┌─ Stored rows

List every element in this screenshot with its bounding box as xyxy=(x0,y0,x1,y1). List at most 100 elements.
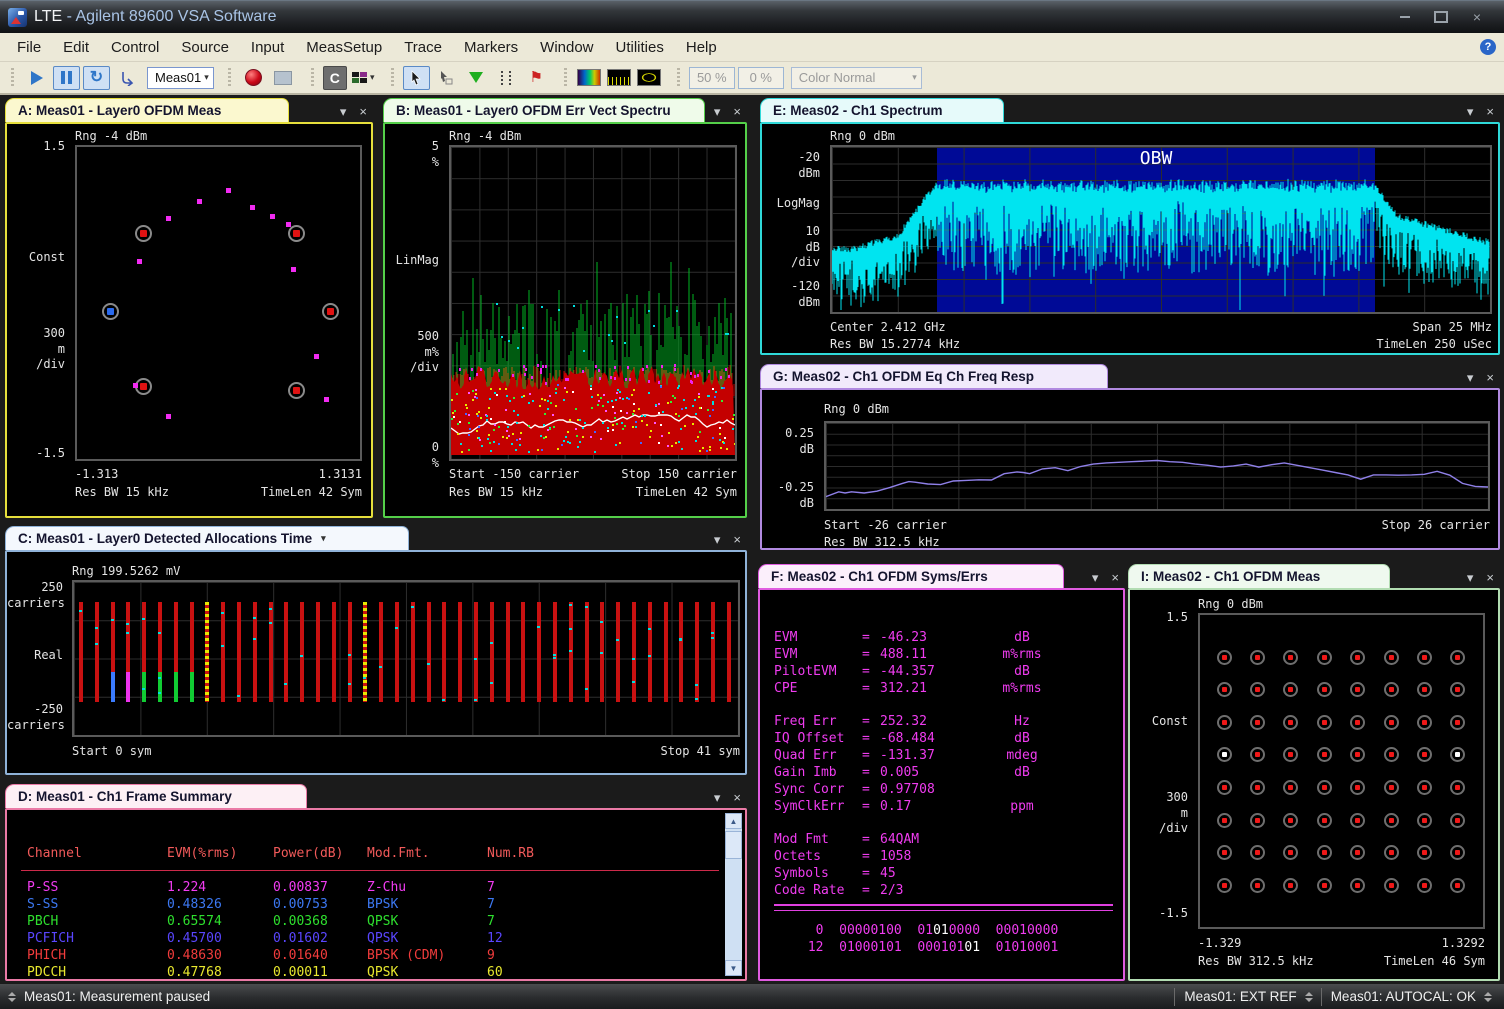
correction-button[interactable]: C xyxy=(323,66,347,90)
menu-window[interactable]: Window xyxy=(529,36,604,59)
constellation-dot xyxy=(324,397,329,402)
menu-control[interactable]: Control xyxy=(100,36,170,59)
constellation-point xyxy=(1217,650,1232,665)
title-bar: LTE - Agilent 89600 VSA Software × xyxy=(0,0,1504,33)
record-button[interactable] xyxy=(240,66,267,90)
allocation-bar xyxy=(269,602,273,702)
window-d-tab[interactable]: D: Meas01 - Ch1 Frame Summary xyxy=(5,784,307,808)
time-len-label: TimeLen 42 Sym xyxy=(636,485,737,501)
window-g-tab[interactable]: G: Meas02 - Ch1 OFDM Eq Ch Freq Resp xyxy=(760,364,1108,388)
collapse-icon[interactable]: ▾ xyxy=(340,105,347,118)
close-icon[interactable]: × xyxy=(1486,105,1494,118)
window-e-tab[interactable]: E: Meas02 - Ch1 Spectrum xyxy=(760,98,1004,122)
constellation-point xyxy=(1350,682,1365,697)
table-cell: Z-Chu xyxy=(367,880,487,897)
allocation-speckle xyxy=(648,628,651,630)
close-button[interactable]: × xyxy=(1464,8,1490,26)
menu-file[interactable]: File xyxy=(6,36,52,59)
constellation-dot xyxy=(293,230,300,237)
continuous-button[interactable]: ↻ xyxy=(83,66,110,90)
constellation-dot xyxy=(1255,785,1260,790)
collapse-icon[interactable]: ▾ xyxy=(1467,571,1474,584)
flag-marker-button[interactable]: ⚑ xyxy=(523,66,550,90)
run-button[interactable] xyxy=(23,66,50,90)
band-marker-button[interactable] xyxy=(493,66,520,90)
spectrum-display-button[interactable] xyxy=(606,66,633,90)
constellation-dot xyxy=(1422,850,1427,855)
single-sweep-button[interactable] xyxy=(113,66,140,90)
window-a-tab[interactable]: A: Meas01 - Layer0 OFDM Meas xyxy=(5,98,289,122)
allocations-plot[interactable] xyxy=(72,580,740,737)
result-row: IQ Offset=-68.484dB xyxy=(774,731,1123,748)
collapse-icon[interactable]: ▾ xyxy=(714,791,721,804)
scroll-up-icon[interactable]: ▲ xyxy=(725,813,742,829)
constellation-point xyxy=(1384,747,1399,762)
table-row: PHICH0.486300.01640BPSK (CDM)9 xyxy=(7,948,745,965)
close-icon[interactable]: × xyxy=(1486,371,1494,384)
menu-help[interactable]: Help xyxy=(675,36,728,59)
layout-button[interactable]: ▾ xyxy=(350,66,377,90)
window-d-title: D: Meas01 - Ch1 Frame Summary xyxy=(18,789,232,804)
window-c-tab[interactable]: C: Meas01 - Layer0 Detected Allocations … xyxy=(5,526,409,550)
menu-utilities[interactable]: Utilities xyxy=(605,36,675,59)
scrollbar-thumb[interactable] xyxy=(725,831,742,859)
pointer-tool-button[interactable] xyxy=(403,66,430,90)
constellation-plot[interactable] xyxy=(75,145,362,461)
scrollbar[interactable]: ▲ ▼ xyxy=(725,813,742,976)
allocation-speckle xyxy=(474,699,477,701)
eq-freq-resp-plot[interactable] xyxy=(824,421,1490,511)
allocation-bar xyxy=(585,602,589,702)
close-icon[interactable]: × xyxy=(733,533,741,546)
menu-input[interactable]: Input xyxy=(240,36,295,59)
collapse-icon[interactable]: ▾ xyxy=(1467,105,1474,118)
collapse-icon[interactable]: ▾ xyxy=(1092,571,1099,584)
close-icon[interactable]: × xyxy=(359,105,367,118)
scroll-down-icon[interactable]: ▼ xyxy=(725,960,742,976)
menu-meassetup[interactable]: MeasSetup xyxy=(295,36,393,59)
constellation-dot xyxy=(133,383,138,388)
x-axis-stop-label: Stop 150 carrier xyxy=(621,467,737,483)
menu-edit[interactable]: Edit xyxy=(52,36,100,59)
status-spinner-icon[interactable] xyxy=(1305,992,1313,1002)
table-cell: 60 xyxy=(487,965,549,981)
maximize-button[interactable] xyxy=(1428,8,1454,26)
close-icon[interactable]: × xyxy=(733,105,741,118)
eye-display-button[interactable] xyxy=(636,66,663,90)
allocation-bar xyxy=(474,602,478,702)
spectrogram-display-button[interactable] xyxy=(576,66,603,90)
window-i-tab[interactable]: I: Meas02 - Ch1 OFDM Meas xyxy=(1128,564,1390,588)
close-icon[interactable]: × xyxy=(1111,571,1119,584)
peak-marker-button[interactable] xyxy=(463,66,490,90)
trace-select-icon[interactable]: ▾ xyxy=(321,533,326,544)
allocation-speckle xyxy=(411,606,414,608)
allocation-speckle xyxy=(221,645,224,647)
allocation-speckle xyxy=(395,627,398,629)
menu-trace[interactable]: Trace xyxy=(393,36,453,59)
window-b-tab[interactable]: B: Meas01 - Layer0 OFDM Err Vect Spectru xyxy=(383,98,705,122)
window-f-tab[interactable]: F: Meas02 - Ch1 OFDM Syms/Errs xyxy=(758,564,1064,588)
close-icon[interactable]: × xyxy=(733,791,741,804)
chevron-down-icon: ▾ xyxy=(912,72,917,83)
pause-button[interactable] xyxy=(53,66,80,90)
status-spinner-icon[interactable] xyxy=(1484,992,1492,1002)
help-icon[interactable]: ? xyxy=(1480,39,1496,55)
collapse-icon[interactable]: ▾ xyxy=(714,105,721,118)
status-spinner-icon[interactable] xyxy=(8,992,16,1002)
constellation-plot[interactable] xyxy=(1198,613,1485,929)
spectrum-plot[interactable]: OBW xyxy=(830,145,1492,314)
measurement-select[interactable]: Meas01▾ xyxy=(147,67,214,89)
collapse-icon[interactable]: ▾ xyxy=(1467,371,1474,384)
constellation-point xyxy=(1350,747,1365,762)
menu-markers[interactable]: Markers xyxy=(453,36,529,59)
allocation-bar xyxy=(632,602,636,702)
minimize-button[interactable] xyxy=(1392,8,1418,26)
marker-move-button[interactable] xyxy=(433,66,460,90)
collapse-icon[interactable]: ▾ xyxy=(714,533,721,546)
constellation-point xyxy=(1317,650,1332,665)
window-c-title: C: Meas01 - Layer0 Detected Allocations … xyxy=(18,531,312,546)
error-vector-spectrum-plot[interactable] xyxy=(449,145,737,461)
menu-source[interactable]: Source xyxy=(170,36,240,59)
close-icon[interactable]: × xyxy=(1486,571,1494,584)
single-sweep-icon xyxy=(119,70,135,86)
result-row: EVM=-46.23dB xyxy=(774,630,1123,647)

└─
┌─ Stored rows

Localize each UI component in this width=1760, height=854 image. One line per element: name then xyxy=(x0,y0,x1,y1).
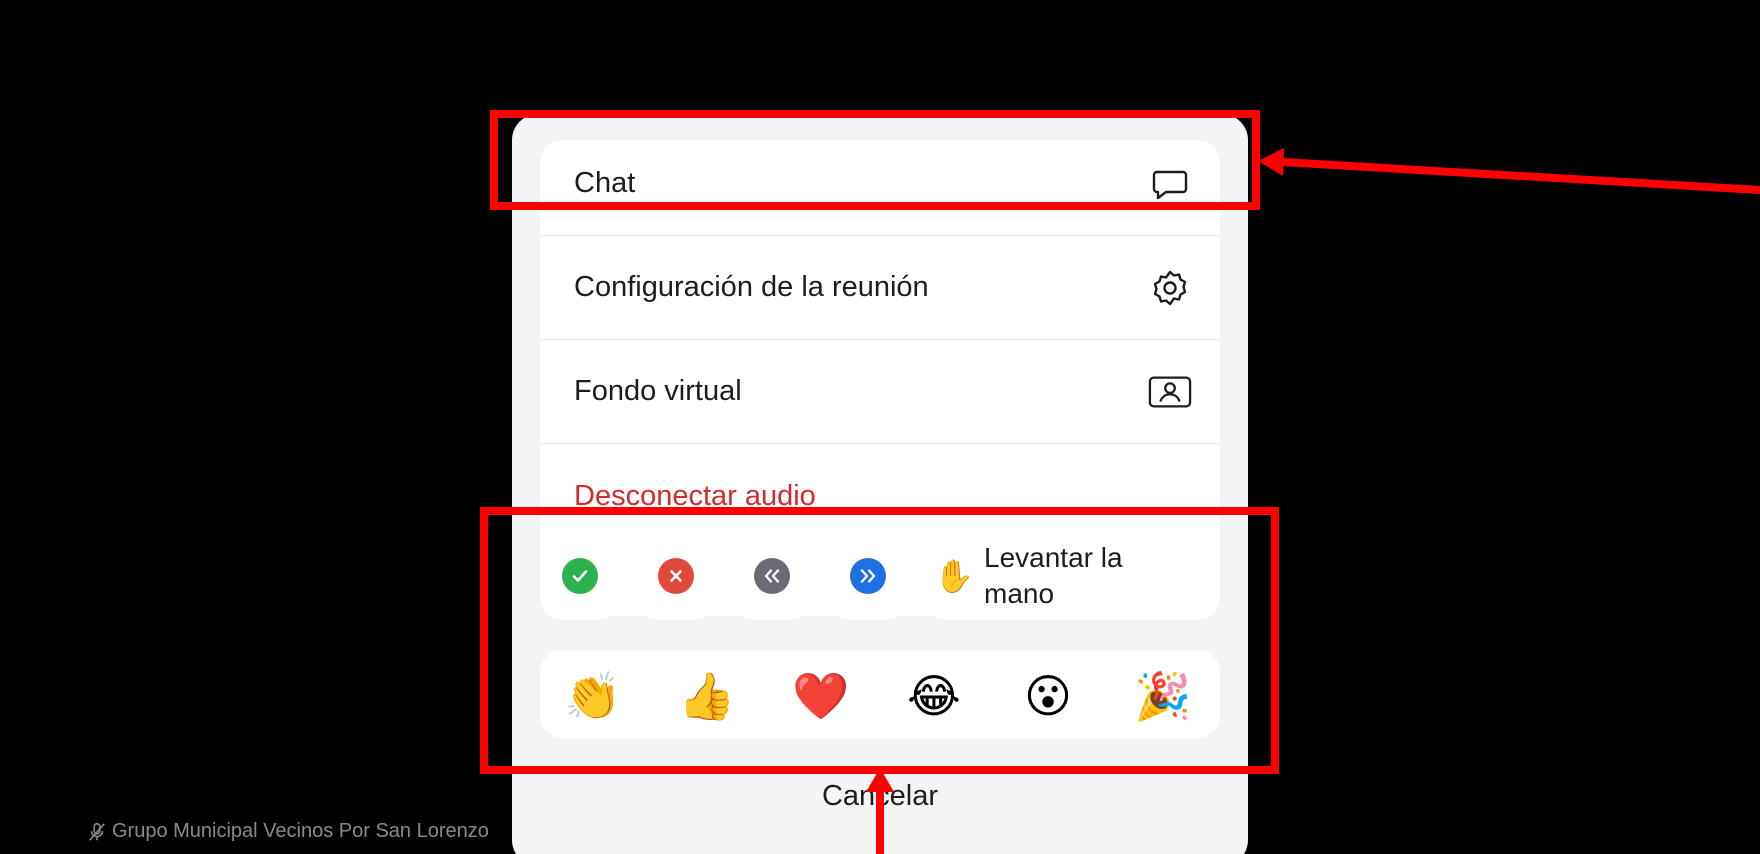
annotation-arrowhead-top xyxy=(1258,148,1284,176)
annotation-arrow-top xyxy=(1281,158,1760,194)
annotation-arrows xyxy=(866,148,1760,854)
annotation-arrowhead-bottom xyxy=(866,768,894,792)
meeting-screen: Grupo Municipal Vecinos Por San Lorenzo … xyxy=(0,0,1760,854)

└─

Reproduce the data from the line containing "List every element" through the line containing "constellation-dot xyxy=(1422,850,1427,855)", swapping "record-button" for "capture-button" and changing nothing else. Leave the picture out.

List every element in this screenshot with its bounding box as xyxy=(x0,y0,x1,y1). List at most 100 elements.
correction-button[interactable]: C xyxy=(323,66,347,90)
menu-window[interactable]: Window xyxy=(529,36,604,59)
constellation-dot xyxy=(324,397,329,402)
menu-control[interactable]: Control xyxy=(100,36,170,59)
constellation-point xyxy=(1217,650,1232,665)
title-bar: LTE - Agilent 89600 VSA Software × xyxy=(0,0,1504,33)
capture-button[interactable] xyxy=(240,66,267,90)
allocation-bar xyxy=(269,602,273,702)
window-d-tab[interactable]: D: Meas01 - Ch1 Frame Summary xyxy=(5,784,307,808)
time-len-label: TimeLen 42 Sym xyxy=(636,485,737,501)
window-g-tab[interactable]: G: Meas02 - Ch1 OFDM Eq Ch Freq Resp xyxy=(760,364,1108,388)
collapse-icon[interactable]: ▾ xyxy=(340,105,347,118)
close-icon[interactable]: × xyxy=(1486,105,1494,118)
window-e-tab[interactable]: E: Meas02 - Ch1 Spectrum xyxy=(760,98,1004,122)
constellation-point xyxy=(1350,682,1365,697)
table-cell: Z-Chu xyxy=(367,880,487,897)
allocation-speckle xyxy=(648,628,651,630)
close-button[interactable]: × xyxy=(1464,8,1490,26)
menu-file[interactable]: File xyxy=(6,36,52,59)
constellation-dot xyxy=(293,230,300,237)
continuous-button[interactable]: ↻ xyxy=(83,66,110,90)
constellation-dot xyxy=(1255,785,1260,790)
collapse-icon[interactable]: ▾ xyxy=(1467,571,1474,584)
flag-marker-button[interactable]: ⚑ xyxy=(523,66,550,90)
run-button[interactable] xyxy=(23,66,50,90)
band-marker-button[interactable] xyxy=(493,66,520,90)
spectrum-display-button[interactable] xyxy=(606,66,633,90)
constellation-dot xyxy=(1422,850,1427,855)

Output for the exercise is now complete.